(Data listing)
◆ ◆ ◆ ◆ ◆

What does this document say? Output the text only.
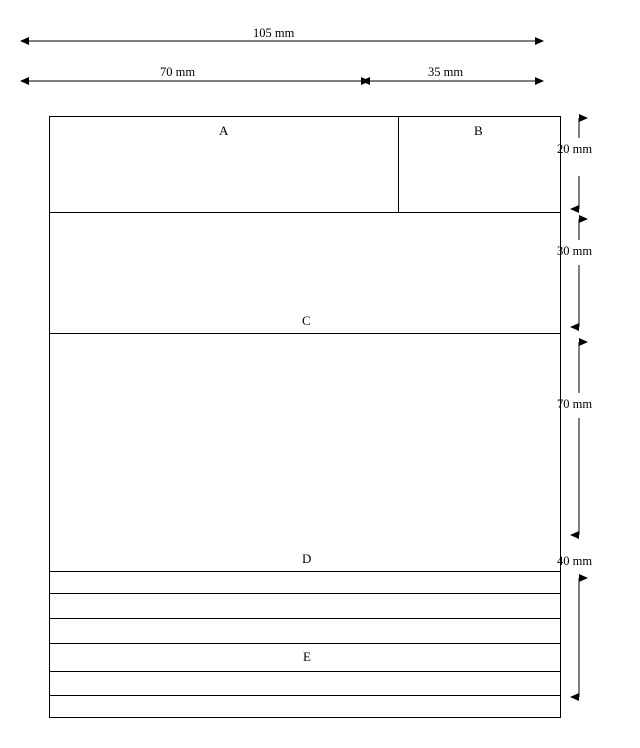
105 mm
70 mm	35 mm
A	B
C
D
E
20 mm
30 mm
70 mm
40 mm
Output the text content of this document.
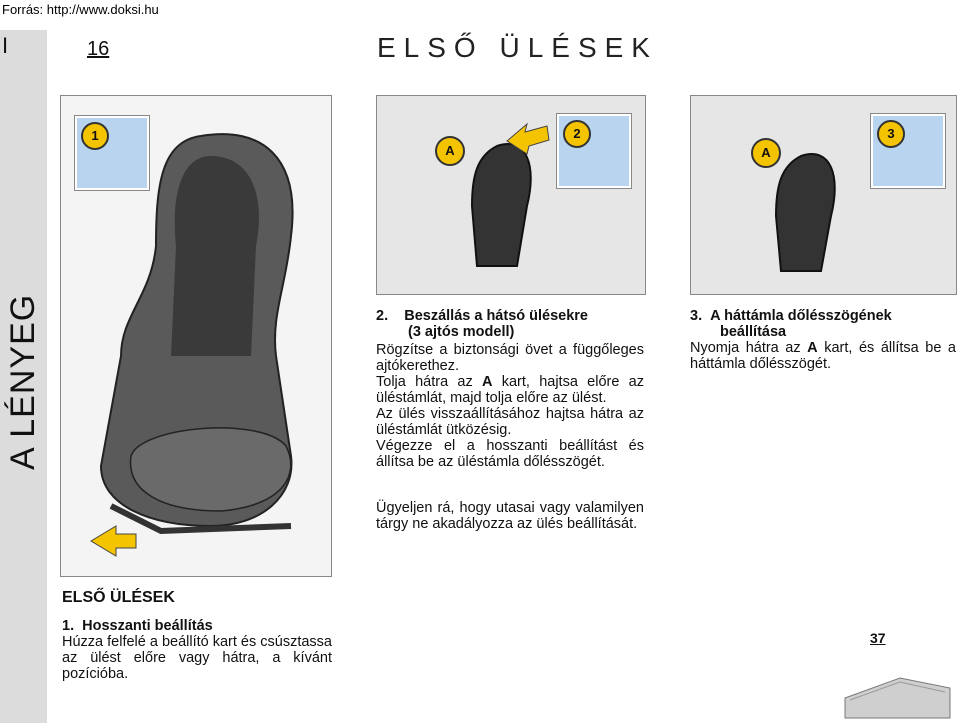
Forrás: http://www.doksi.hu
I
A LÉNYEG
16	ELSŐ ÜLÉSEK
1
A
2
A
3
2. Beszállás a hátsó ülésekre
(3 ajtós modell)
Rögzítse a biztonsági övet a függőleges ajtókerethez.
Tolja hátra az A kart, hajtsa előre az üléstámlát, majd tolja előre az ülést.
Az ülés visszaállításához hajtsa hátra az üléstámlát ütközésig.
Végezze el a hosszanti beállítást és állítsa be az üléstámla dőlésszögét.
Ügyeljen rá, hogy utasai vagy valamilyen tárgy ne akadályozza az ülés beállítását.
3. A háttámla dőlésszögének
beállítása
Nyomja hátra az A kart, és állítsa be a háttámla dőlésszögét.
ELSŐ ÜLÉSEK
1. Hosszanti beállítás
Húzza felfelé a beállító kart és csúsztassa az ülést előre vagy hátra, a kívánt pozícióba.
37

◆ ◆ ◆ ◆ ◆

◆ **Task**: Pictures are to be left out; the records above must be repeated word for word.

◆ **Exercise result**:
What does this document say? Output the text only.
105 mm
70 mm	35 mm
A	B
C
D
E
20 mm
30 mm
70 mm
40 mm
Output the text content of this document.
Forrás: http://www.doksi.hu
I
A LÉNYEG
16	ELSŐ ÜLÉSEK
1
A
2
A
3
2. Beszállás a hátsó ülésekre
(3 ajtós modell)
Rögzítse a biztonsági övet a függőleges ajtókerethez.
Tolja hátra az A kart, hajtsa előre az üléstámlát, majd tolja előre az ülést.
Az ülés visszaállításához hajtsa hátra az üléstámlát ütközésig.
Végezze el a hosszanti beállítást és állítsa be az üléstámla dőlésszögét.
Ügyeljen rá, hogy utasai vagy valamilyen tárgy ne akadályozza az ülés beállítását.
3. A háttámla dőlésszögének
beállítása
Nyomja hátra az A kart, és állítsa be a háttámla dőlésszögét.
ELSŐ ÜLÉSEK
1. Hosszanti beállítás
Húzza felfelé a beállító kart és csúsztassa az ülést előre vagy hátra, a kívánt pozícióba.
37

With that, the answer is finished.